__STATED GOAL__.
Copy every entry word for word, but skip the pictures.

__DATASET ENTRIES__.
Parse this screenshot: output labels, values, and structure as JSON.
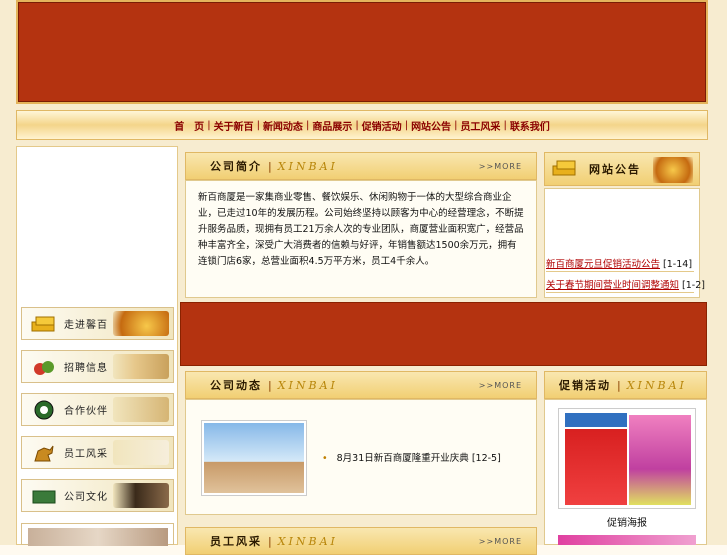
{
  "nav": {
    "items": [
      "首　页",
      "关于新百",
      "新闻动态",
      "商品展示",
      "促销活动",
      "网站公告",
      "员工风采",
      "联系我们"
    ],
    "separator": "|"
  },
  "sidebar": {
    "items": [
      {
        "label": "走进馨百",
        "icon": "gold-bars-icon"
      },
      {
        "label": "招聘信息",
        "icon": "vegetables-icon"
      },
      {
        "label": "合作伙伴",
        "icon": "soccer-ball-icon"
      },
      {
        "label": "员工风采",
        "icon": "horse-statue-icon"
      },
      {
        "label": "公司文化",
        "icon": "garden-icon"
      }
    ]
  },
  "intro": {
    "title": "公司简介",
    "brand": "XINBAI",
    "more": ">>MORE",
    "text": "新百商厦是一家集商业零售、餐饮娱乐、休闲购物于一体的大型综合商业企业，已走过10年的发展历程。公司始终坚持以顾客为中心的经营理念，不断提升服务品质，现拥有员工21万余人次的专业团队，商厦营业面积宽广，经营品种丰富齐全，深受广大消费者的信赖与好评，年销售额达1500余万元，拥有连锁门店6家，总营业面积4.5万平方米，员工4千余人。"
  },
  "notice": {
    "title": "网站公告",
    "items": [
      {
        "text": "新百商厦元旦促销活动公告",
        "date": "[1-14]"
      },
      {
        "text": "关于春节期间营业时间调整通知",
        "date": "[1-2]"
      }
    ]
  },
  "news": {
    "title": "公司动态",
    "brand": "XINBAI",
    "more": ">>MORE",
    "bullet": "•",
    "items": [
      {
        "text": "8月31日新百商厦隆重开业庆典",
        "date": "[12-5]"
      }
    ]
  },
  "promo": {
    "title": "促销活动",
    "brand": "XINBAI",
    "caption": "促销海报"
  },
  "staff": {
    "title": "员工风采",
    "brand": "XINBAI",
    "more": ">>MORE"
  }
}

__RESPONSE BELOW__.
Parse this screenshot: output labels, values, and structure as JSON.
{
  "nav": {
    "items": [
      "首　页",
      "关于新百",
      "新闻动态",
      "商品展示",
      "促销活动",
      "网站公告",
      "员工风采",
      "联系我们"
    ],
    "separator": "|"
  },
  "sidebar": {
    "items": [
      {
        "label": "走进馨百",
        "icon": "gold-bars-icon"
      },
      {
        "label": "招聘信息",
        "icon": "vegetables-icon"
      },
      {
        "label": "合作伙伴",
        "icon": "soccer-ball-icon"
      },
      {
        "label": "员工风采",
        "icon": "horse-statue-icon"
      },
      {
        "label": "公司文化",
        "icon": "garden-icon"
      }
    ]
  },
  "intro": {
    "title": "公司简介",
    "brand": "XINBAI",
    "more": ">>MORE",
    "text": "新百商厦是一家集商业零售、餐饮娱乐、休闲购物于一体的大型综合商业企业，已走过10年的发展历程。公司始终坚持以顾客为中心的经营理念，不断提升服务品质，现拥有员工21万余人次的专业团队，商厦营业面积宽广，经营品种丰富齐全，深受广大消费者的信赖与好评，年销售额达1500余万元，拥有连锁门店6家，总营业面积4.5万平方米，员工4千余人。"
  },
  "notice": {
    "title": "网站公告",
    "items": [
      {
        "text": "新百商厦元旦促销活动公告",
        "date": "[1-14]"
      },
      {
        "text": "关于春节期间营业时间调整通知",
        "date": "[1-2]"
      }
    ]
  },
  "news": {
    "title": "公司动态",
    "brand": "XINBAI",
    "more": ">>MORE",
    "bullet": "•",
    "items": [
      {
        "text": "8月31日新百商厦隆重开业庆典",
        "date": "[12-5]"
      }
    ]
  },
  "promo": {
    "title": "促销活动",
    "brand": "XINBAI",
    "caption": "促销海报"
  },
  "staff": {
    "title": "员工风采",
    "brand": "XINBAI",
    "more": ">>MORE"
  }
}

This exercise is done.